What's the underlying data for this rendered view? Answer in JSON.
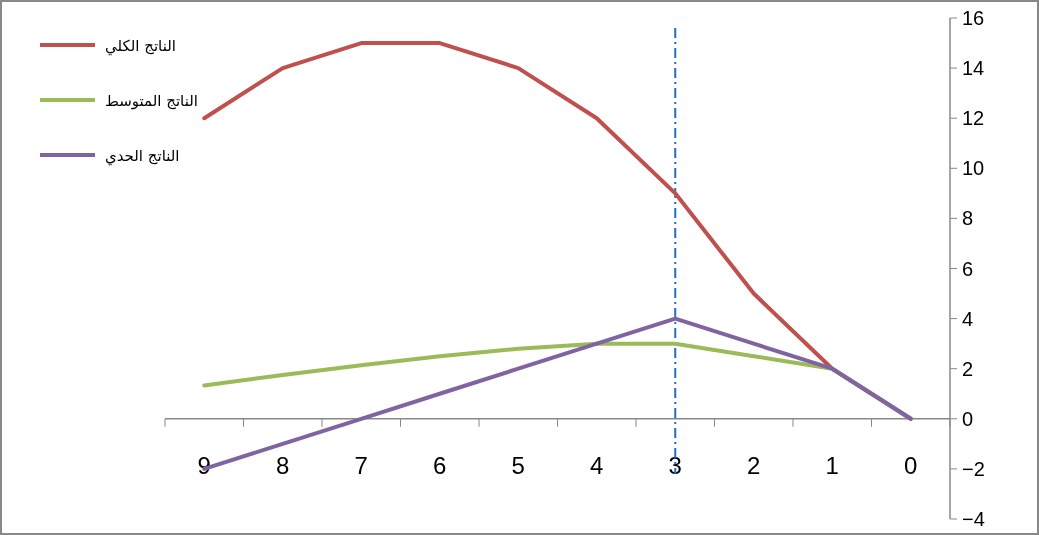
{
  "chart_data": {
    "type": "line",
    "categories": [
      "9",
      "8",
      "7",
      "6",
      "5",
      "4",
      "3",
      "2",
      "1",
      "0"
    ],
    "series": [
      {
        "name": "الناتج الكلي",
        "color": "#c0504d",
        "values": [
          12,
          14,
          15,
          15,
          14,
          12,
          9,
          5,
          2,
          0
        ]
      },
      {
        "name": "الناتج المتوسط",
        "color": "#9bbb59",
        "values": [
          1.33,
          1.75,
          2.14,
          2.5,
          2.8,
          3,
          3,
          2.5,
          2,
          0
        ]
      },
      {
        "name": "الناتج الحدي",
        "color": "#8064a2",
        "values": [
          -2,
          -1,
          0,
          1,
          2,
          3,
          4,
          3,
          2,
          0
        ]
      }
    ],
    "ylim": [
      -4,
      16
    ],
    "yticks": [
      -4,
      -2,
      0,
      2,
      4,
      6,
      8,
      10,
      12,
      14,
      16
    ],
    "ref_lines": [
      {
        "axis": "x",
        "value": "3",
        "color": "#1f6fc5",
        "line_style": "dashdot"
      }
    ],
    "grid": false,
    "legend": "top left",
    "marker": "none",
    "line_style": "solid"
  }
}
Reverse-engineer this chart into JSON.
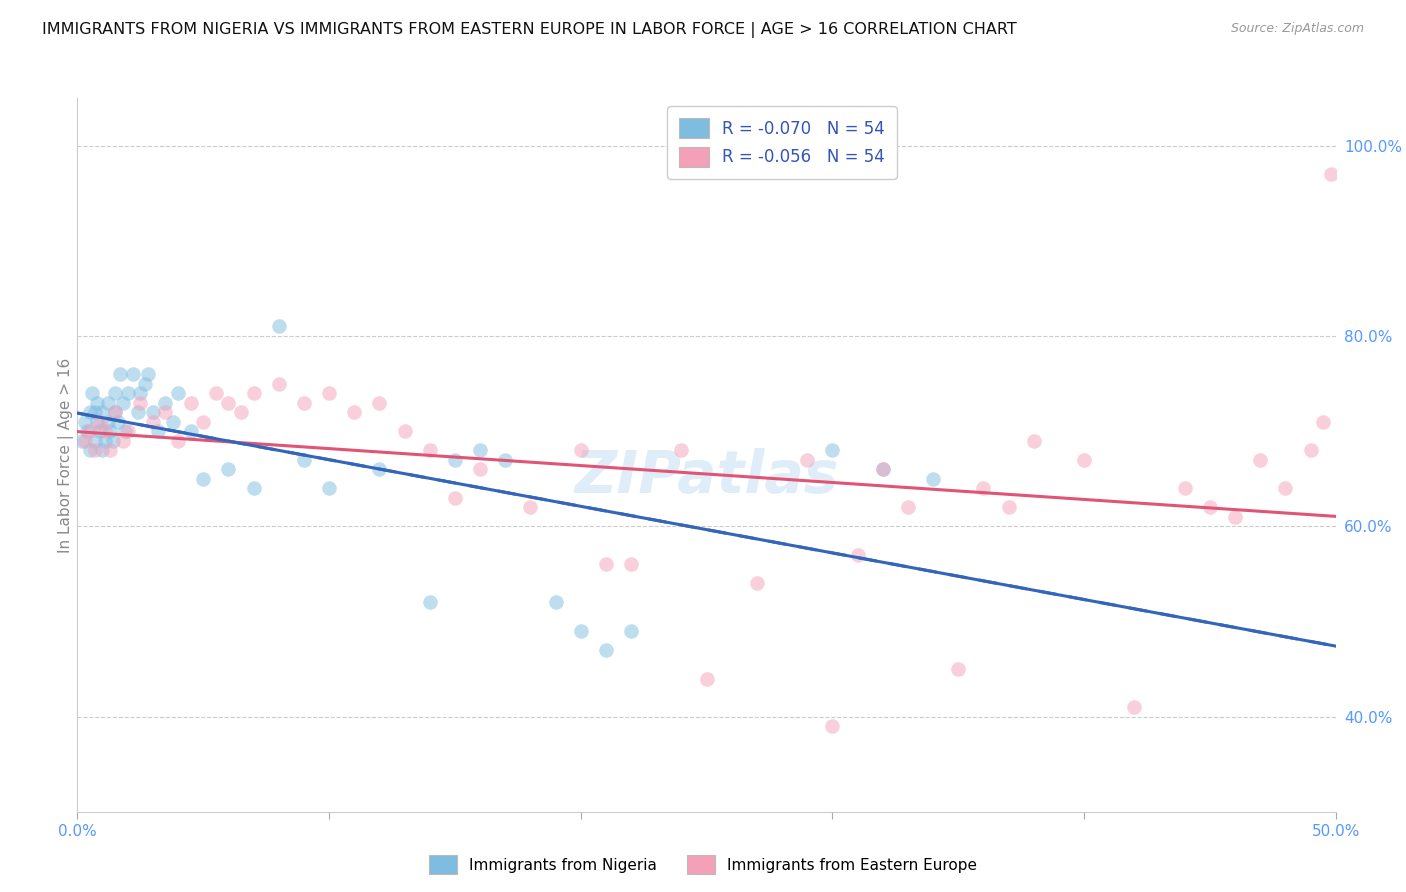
{
  "title": "IMMIGRANTS FROM NIGERIA VS IMMIGRANTS FROM EASTERN EUROPE IN LABOR FORCE | AGE > 16 CORRELATION CHART",
  "source": "Source: ZipAtlas.com",
  "ylabel": "In Labor Force | Age > 16",
  "watermark": "ZIPatlas",
  "nigeria_color": "#7fbde0",
  "eastern_europe_color": "#f4a0b8",
  "nigeria_trend_color": "#3366bb",
  "eastern_europe_trend_color": "#e05575",
  "bg_color": "#ffffff",
  "grid_color": "#cccccc",
  "axis_label_color": "#5599ff",
  "title_color": "#111111",
  "xlim": [
    0.0,
    0.5
  ],
  "ylim": [
    0.3,
    1.05
  ],
  "nigeria_scatter_x": [
    0.002,
    0.003,
    0.004,
    0.005,
    0.005,
    0.006,
    0.007,
    0.007,
    0.008,
    0.008,
    0.009,
    0.01,
    0.01,
    0.011,
    0.012,
    0.012,
    0.013,
    0.014,
    0.015,
    0.015,
    0.016,
    0.017,
    0.018,
    0.019,
    0.02,
    0.022,
    0.024,
    0.025,
    0.027,
    0.028,
    0.03,
    0.032,
    0.035,
    0.038,
    0.04,
    0.045,
    0.05,
    0.06,
    0.07,
    0.08,
    0.09,
    0.1,
    0.12,
    0.14,
    0.15,
    0.16,
    0.17,
    0.19,
    0.2,
    0.21,
    0.22,
    0.3,
    0.32,
    0.34
  ],
  "nigeria_scatter_y": [
    0.69,
    0.71,
    0.7,
    0.68,
    0.72,
    0.74,
    0.69,
    0.72,
    0.71,
    0.73,
    0.7,
    0.68,
    0.72,
    0.69,
    0.71,
    0.73,
    0.7,
    0.69,
    0.72,
    0.74,
    0.71,
    0.76,
    0.73,
    0.7,
    0.74,
    0.76,
    0.72,
    0.74,
    0.75,
    0.76,
    0.72,
    0.7,
    0.73,
    0.71,
    0.74,
    0.7,
    0.65,
    0.66,
    0.64,
    0.81,
    0.67,
    0.64,
    0.66,
    0.52,
    0.67,
    0.68,
    0.67,
    0.52,
    0.49,
    0.47,
    0.49,
    0.68,
    0.66,
    0.65
  ],
  "eastern_europe_scatter_x": [
    0.003,
    0.005,
    0.007,
    0.009,
    0.011,
    0.013,
    0.015,
    0.018,
    0.02,
    0.025,
    0.03,
    0.035,
    0.04,
    0.045,
    0.05,
    0.055,
    0.06,
    0.065,
    0.07,
    0.08,
    0.09,
    0.1,
    0.11,
    0.12,
    0.13,
    0.14,
    0.15,
    0.16,
    0.18,
    0.2,
    0.21,
    0.22,
    0.24,
    0.25,
    0.27,
    0.29,
    0.3,
    0.31,
    0.32,
    0.33,
    0.35,
    0.36,
    0.37,
    0.38,
    0.4,
    0.42,
    0.44,
    0.45,
    0.46,
    0.47,
    0.48,
    0.49,
    0.495,
    0.498
  ],
  "eastern_europe_scatter_y": [
    0.69,
    0.7,
    0.68,
    0.71,
    0.7,
    0.68,
    0.72,
    0.69,
    0.7,
    0.73,
    0.71,
    0.72,
    0.69,
    0.73,
    0.71,
    0.74,
    0.73,
    0.72,
    0.74,
    0.75,
    0.73,
    0.74,
    0.72,
    0.73,
    0.7,
    0.68,
    0.63,
    0.66,
    0.62,
    0.68,
    0.56,
    0.56,
    0.68,
    0.44,
    0.54,
    0.67,
    0.39,
    0.57,
    0.66,
    0.62,
    0.45,
    0.64,
    0.62,
    0.69,
    0.67,
    0.41,
    0.64,
    0.62,
    0.61,
    0.67,
    0.64,
    0.68,
    0.71,
    0.97
  ],
  "nigeria_R": -0.07,
  "eastern_europe_R": -0.056,
  "marker_size": 110,
  "marker_alpha": 0.5,
  "grid_yticks": [
    0.4,
    0.6,
    0.8,
    1.0
  ],
  "yticklabels_right": [
    "40.0%",
    "60.0%",
    "80.0%",
    "100.0%"
  ]
}
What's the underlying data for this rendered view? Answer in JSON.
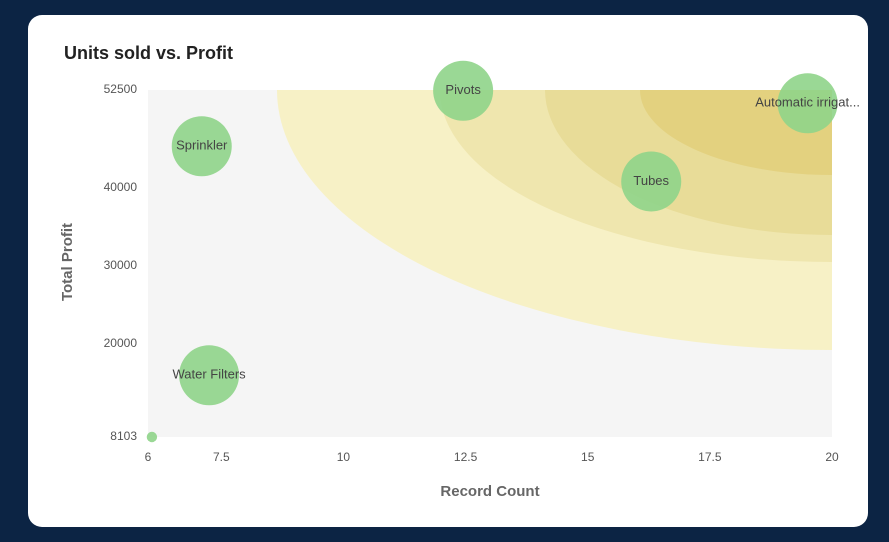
{
  "chart_data": {
    "type": "scatter",
    "title": "Units sold vs. Profit",
    "xlabel": "Record Count",
    "ylabel": "Total Profit",
    "labels": [
      "Sprinkler",
      "Pivots",
      "Tubes",
      "Automatic irrigat...",
      "Water Filters",
      null
    ],
    "x": [
      7.1,
      12.45,
      16.3,
      19.5,
      7.25,
      6.08
    ],
    "values": [
      45300,
      52400,
      40800,
      50800,
      16000,
      8103
    ],
    "sizes": [
      100,
      100,
      100,
      100,
      100,
      3
    ],
    "color": "#8fd48a",
    "xlim": [
      6,
      20
    ],
    "xticks": [
      6,
      7.5,
      10,
      12.5,
      15,
      17.5,
      20
    ],
    "ylim": [
      8103,
      52500
    ],
    "yticks": [
      8103,
      20000,
      30000,
      40000,
      52500
    ]
  }
}
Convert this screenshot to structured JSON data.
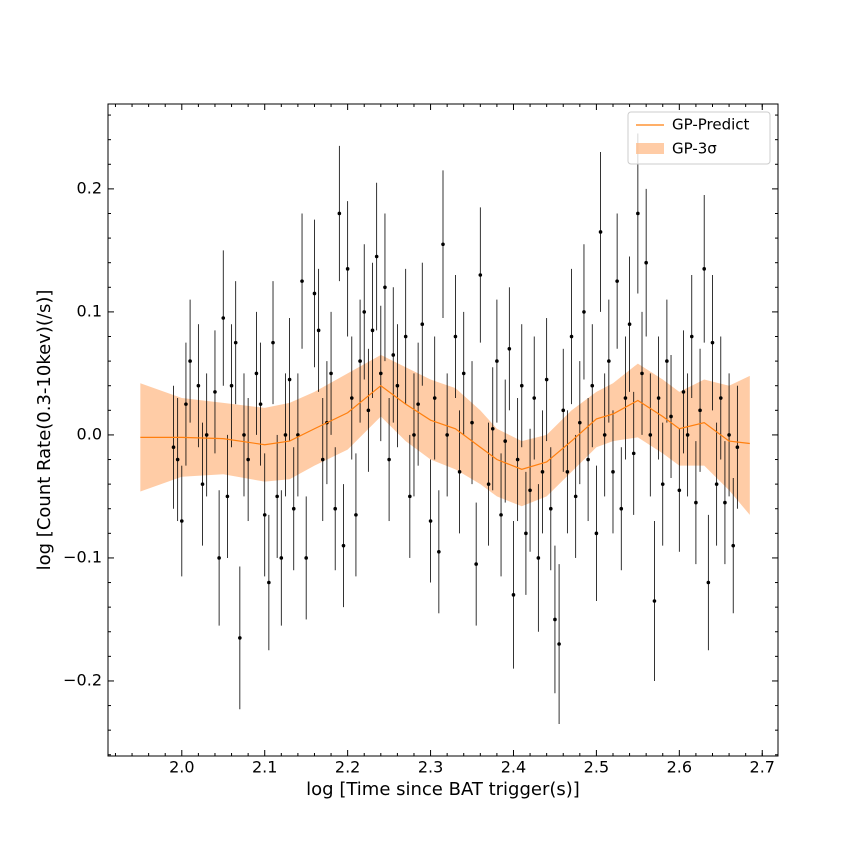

+ + + + +

INSTRUCTIONS TO FOLLOW. Print out the lines exactly, skipping any picture.

PROBLEM SOLUTION.
What's the underlying data for this rendered view? Answer in JSON.
{
  "chart_data": {
    "type": "line",
    "categories": [
      "9",
      "8",
      "7",
      "6",
      "5",
      "4",
      "3",
      "2",
      "1",
      "0"
    ],
    "series": [
      {
        "name": "الناتج الكلي",
        "color": "#c0504d",
        "values": [
          12,
          14,
          15,
          15,
          14,
          12,
          9,
          5,
          2,
          0
        ]
      },
      {
        "name": "الناتج المتوسط",
        "color": "#9bbb59",
        "values": [
          1.33,
          1.75,
          2.14,
          2.5,
          2.8,
          3,
          3,
          2.5,
          2,
          0
        ]
      },
      {
        "name": "الناتج الحدي",
        "color": "#8064a2",
        "values": [
          -2,
          -1,
          0,
          1,
          2,
          3,
          4,
          3,
          2,
          0
        ]
      }
    ],
    "ylim": [
      -4,
      16
    ],
    "yticks": [
      -4,
      -2,
      0,
      2,
      4,
      6,
      8,
      10,
      12,
      14,
      16
    ],
    "ref_lines": [
      {
        "axis": "x",
        "value": "3",
        "color": "#1f6fc5",
        "line_style": "dashdot"
      }
    ],
    "grid": false,
    "legend": "top left",
    "marker": "none",
    "line_style": "solid"
  }
}
Reverse-engineer this chart into JSON.
{
  "title": "IMMIGRANTS FROM NIGERIA VS IMMIGRANTS FROM EASTERN EUROPE IN LABOR FORCE | AGE > 16 CORRELATION CHART",
  "source": "Source: ZipAtlas.com",
  "ylabel": "In Labor Force | Age > 16",
  "watermark": "ZIPatlas",
  "nigeria_color": "#7fbde0",
  "eastern_europe_color": "#f4a0b8",
  "nigeria_trend_color": "#3366bb",
  "eastern_europe_trend_color": "#e05575",
  "bg_color": "#ffffff",
  "grid_color": "#cccccc",
  "axis_label_color": "#5599ff",
  "title_color": "#111111",
  "xlim": [
    0.0,
    0.5
  ],
  "ylim": [
    0.3,
    1.05
  ],
  "nigeria_scatter_x": [
    0.002,
    0.003,
    0.004,
    0.005,
    0.005,
    0.006,
    0.007,
    0.007,
    0.008,
    0.008,
    0.009,
    0.01,
    0.01,
    0.011,
    0.012,
    0.012,
    0.013,
    0.014,
    0.015,
    0.015,
    0.016,
    0.017,
    0.018,
    0.019,
    0.02,
    0.022,
    0.024,
    0.025,
    0.027,
    0.028,
    0.03,
    0.032,
    0.035,
    0.038,
    0.04,
    0.045,
    0.05,
    0.06,
    0.07,
    0.08,
    0.09,
    0.1,
    0.12,
    0.14,
    0.15,
    0.16,
    0.17,
    0.19,
    0.2,
    0.21,
    0.22,
    0.3,
    0.32,
    0.34
  ],
  "nigeria_scatter_y": [
    0.69,
    0.71,
    0.7,
    0.68,
    0.72,
    0.74,
    0.69,
    0.72,
    0.71,
    0.73,
    0.7,
    0.68,
    0.72,
    0.69,
    0.71,
    0.73,
    0.7,
    0.69,
    0.72,
    0.74,
    0.71,
    0.76,
    0.73,
    0.7,
    0.74,
    0.76,
    0.72,
    0.74,
    0.75,
    0.76,
    0.72,
    0.7,
    0.73,
    0.71,
    0.74,
    0.7,
    0.65,
    0.66,
    0.64,
    0.81,
    0.67,
    0.64,
    0.66,
    0.52,
    0.67,
    0.68,
    0.67,
    0.52,
    0.49,
    0.47,
    0.49,
    0.68,
    0.66,
    0.65
  ],
  "eastern_europe_scatter_x": [
    0.003,
    0.005,
    0.007,
    0.009,
    0.011,
    0.013,
    0.015,
    0.018,
    0.02,
    0.025,
    0.03,
    0.035,
    0.04,
    0.045,
    0.05,
    0.055,
    0.06,
    0.065,
    0.07,
    0.08,
    0.09,
    0.1,
    0.11,
    0.12,
    0.13,
    0.14,
    0.15,
    0.16,
    0.18,
    0.2,
    0.21,
    0.22,
    0.24,
    0.25,
    0.27,
    0.29,
    0.3,
    0.31,
    0.32,
    0.33,
    0.35,
    0.36,
    0.37,
    0.38,
    0.4,
    0.42,
    0.44,
    0.45,
    0.46,
    0.47,
    0.48,
    0.49,
    0.495,
    0.498
  ],
  "eastern_europe_scatter_y": [
    0.69,
    0.7,
    0.68,
    0.71,
    0.7,
    0.68,
    0.72,
    0.69,
    0.7,
    0.73,
    0.71,
    0.72,
    0.69,
    0.73,
    0.71,
    0.74,
    0.73,
    0.72,
    0.74,
    0.75,
    0.73,
    0.74,
    0.72,
    0.73,
    0.7,
    0.68,
    0.63,
    0.66,
    0.62,
    0.68,
    0.56,
    0.56,
    0.68,
    0.44,
    0.54,
    0.67,
    0.39,
    0.57,
    0.66,
    0.62,
    0.45,
    0.64,
    0.62,
    0.69,
    0.67,
    0.41,
    0.64,
    0.62,
    0.61,
    0.67,
    0.64,
    0.68,
    0.71,
    0.97
  ],
  "nigeria_R": -0.07,
  "eastern_europe_R": -0.056,
  "marker_size": 110,
  "marker_alpha": 0.5,
  "grid_yticks": [
    0.4,
    0.6,
    0.8,
    1.0
  ],
  "yticklabels_right": [
    "40.0%",
    "60.0%",
    "80.0%",
    "100.0%"
  ]
}
What's the underlying data for this rendered view? Answer in JSON.
{
  "chart_data": {
    "type": "scatter",
    "title": "Units sold vs. Profit",
    "xlabel": "Record Count",
    "ylabel": "Total Profit",
    "labels": [
      "Sprinkler",
      "Pivots",
      "Tubes",
      "Automatic irrigat...",
      "Water Filters",
      null
    ],
    "x": [
      7.1,
      12.45,
      16.3,
      19.5,
      7.25,
      6.08
    ],
    "values": [
      45300,
      52400,
      40800,
      50800,
      16000,
      8103
    ],
    "sizes": [
      100,
      100,
      100,
      100,
      100,
      3
    ],
    "color": "#8fd48a",
    "xlim": [
      6,
      20
    ],
    "xticks": [
      6,
      7.5,
      10,
      12.5,
      15,
      17.5,
      20
    ],
    "ylim": [
      8103,
      52500
    ],
    "yticks": [
      8103,
      20000,
      30000,
      40000,
      52500
    ]
  }
}
Convert this screenshot to structured JSON data.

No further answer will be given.